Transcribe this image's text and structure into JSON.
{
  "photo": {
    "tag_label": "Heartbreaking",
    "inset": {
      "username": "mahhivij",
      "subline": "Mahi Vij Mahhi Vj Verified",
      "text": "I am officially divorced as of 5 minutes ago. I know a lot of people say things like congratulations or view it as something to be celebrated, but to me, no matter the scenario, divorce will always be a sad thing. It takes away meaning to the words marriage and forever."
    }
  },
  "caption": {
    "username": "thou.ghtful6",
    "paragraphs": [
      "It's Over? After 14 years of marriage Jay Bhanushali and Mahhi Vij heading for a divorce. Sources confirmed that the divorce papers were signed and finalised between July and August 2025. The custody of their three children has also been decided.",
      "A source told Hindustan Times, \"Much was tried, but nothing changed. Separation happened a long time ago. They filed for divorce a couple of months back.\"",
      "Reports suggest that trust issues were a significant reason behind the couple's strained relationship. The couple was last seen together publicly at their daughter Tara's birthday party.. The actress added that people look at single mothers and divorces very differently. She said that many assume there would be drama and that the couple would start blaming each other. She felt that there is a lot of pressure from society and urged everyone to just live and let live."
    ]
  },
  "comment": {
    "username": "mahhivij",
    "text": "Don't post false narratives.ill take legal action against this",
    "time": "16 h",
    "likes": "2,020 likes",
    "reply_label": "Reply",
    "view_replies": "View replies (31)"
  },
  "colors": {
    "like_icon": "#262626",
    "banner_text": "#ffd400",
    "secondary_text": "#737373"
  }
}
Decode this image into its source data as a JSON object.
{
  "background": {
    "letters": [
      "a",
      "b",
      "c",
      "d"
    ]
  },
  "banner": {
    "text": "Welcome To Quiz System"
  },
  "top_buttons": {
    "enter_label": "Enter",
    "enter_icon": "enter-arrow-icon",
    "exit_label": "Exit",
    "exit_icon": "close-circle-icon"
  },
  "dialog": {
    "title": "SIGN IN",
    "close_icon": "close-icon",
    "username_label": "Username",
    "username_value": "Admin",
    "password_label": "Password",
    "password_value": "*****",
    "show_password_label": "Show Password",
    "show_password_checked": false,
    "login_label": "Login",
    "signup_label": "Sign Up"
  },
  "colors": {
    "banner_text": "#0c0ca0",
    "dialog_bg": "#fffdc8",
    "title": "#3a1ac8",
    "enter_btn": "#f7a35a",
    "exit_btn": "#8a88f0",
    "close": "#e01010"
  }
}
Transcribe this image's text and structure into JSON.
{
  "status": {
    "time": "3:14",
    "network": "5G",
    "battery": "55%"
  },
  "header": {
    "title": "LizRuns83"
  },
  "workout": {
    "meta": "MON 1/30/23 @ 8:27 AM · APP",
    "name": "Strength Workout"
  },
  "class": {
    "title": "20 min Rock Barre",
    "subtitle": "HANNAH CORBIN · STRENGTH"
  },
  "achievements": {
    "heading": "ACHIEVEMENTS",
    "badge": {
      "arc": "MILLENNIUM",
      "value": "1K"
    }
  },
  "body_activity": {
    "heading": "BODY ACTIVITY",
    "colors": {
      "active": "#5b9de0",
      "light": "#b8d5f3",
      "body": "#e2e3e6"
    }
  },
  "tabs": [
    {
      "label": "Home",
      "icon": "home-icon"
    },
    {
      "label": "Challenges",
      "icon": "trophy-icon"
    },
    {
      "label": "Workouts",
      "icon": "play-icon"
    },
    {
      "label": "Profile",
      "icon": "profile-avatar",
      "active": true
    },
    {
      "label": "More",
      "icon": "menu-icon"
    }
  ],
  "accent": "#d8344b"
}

══════

REQUIRED WORK →
Without leaving anything out, give the entries again exactly.

WRITTEN SOLUTION →
Transcribe this image's text and structure into JSON.
{
  "photo": {
    "tag_label": "Heartbreaking",
    "inset": {
      "username": "mahhivij",
      "subline": "Mahi Vij Mahhi Vj Verified",
      "text": "I am officially divorced as of 5 minutes ago. I know a lot of people say things like congratulations or view it as something to be celebrated, but to me, no matter the scenario, divorce will always be a sad thing. It takes away meaning to the words marriage and forever."
    }
  },
  "caption": {
    "username": "thou.ghtful6",
    "paragraphs": [
      "It's Over? After 14 years of marriage Jay Bhanushali and Mahhi Vij heading for a divorce. Sources confirmed that the divorce papers were signed and finalised between July and August 2025. The custody of their three children has also been decided.",
      "A source told Hindustan Times, \"Much was tried, but nothing changed. Separation happened a long time ago. They filed for divorce a couple of months back.\"",
      "Reports suggest that trust issues were a significant reason behind the couple's strained relationship. The couple was last seen together publicly at their daughter Tara's birthday party.. The actress added that people look at single mothers and divorces very differently. She said that many assume there would be drama and that the couple would start blaming each other. She felt that there is a lot of pressure from society and urged everyone to just live and let live."
    ]
  },
  "comment": {
    "username": "mahhivij",
    "text": "Don't post false narratives.ill take legal action against this",
    "time": "16 h",
    "likes": "2,020 likes",
    "reply_label": "Reply",
    "view_replies": "View replies (31)"
  },
  "colors": {
    "like_icon": "#262626",
    "banner_text": "#ffd400",
    "secondary_text": "#737373"
  }
}
Decode this image into its source data as a JSON object.
{
  "background": {
    "letters": [
      "a",
      "b",
      "c",
      "d"
    ]
  },
  "banner": {
    "text": "Welcome To Quiz System"
  },
  "top_buttons": {
    "enter_label": "Enter",
    "enter_icon": "enter-arrow-icon",
    "exit_label": "Exit",
    "exit_icon": "close-circle-icon"
  },
  "dialog": {
    "title": "SIGN IN",
    "close_icon": "close-icon",
    "username_label": "Username",
    "username_value": "Admin",
    "password_label": "Password",
    "password_value": "*****",
    "show_password_label": "Show Password",
    "show_password_checked": false,
    "login_label": "Login",
    "signup_label": "Sign Up"
  },
  "colors": {
    "banner_text": "#0c0ca0",
    "dialog_bg": "#fffdc8",
    "title": "#3a1ac8",
    "enter_btn": "#f7a35a",
    "exit_btn": "#8a88f0",
    "close": "#e01010"
  }
}
Transcribe this image's text and structure into JSON.
{
  "status": {
    "time": "3:14",
    "network": "5G",
    "battery": "55%"
  },
  "header": {
    "title": "LizRuns83"
  },
  "workout": {
    "meta": "MON 1/30/23 @ 8:27 AM · APP",
    "name": "Strength Workout"
  },
  "class": {
    "title": "20 min Rock Barre",
    "subtitle": "HANNAH CORBIN · STRENGTH"
  },
  "achievements": {
    "heading": "ACHIEVEMENTS",
    "badge": {
      "arc": "MILLENNIUM",
      "value": "1K"
    }
  },
  "body_activity": {
    "heading": "BODY ACTIVITY",
    "colors": {
      "active": "#5b9de0",
      "light": "#b8d5f3",
      "body": "#e2e3e6"
    }
  },
  "tabs": [
    {
      "label": "Home",
      "icon": "home-icon"
    },
    {
      "label": "Challenges",
      "icon": "trophy-icon"
    },
    {
      "label": "Workouts",
      "icon": "play-icon"
    },
    {
      "label": "Profile",
      "icon": "profile-avatar",
      "active": true
    },
    {
      "label": "More",
      "icon": "menu-icon"
    }
  ],
  "accent": "#d8344b"
}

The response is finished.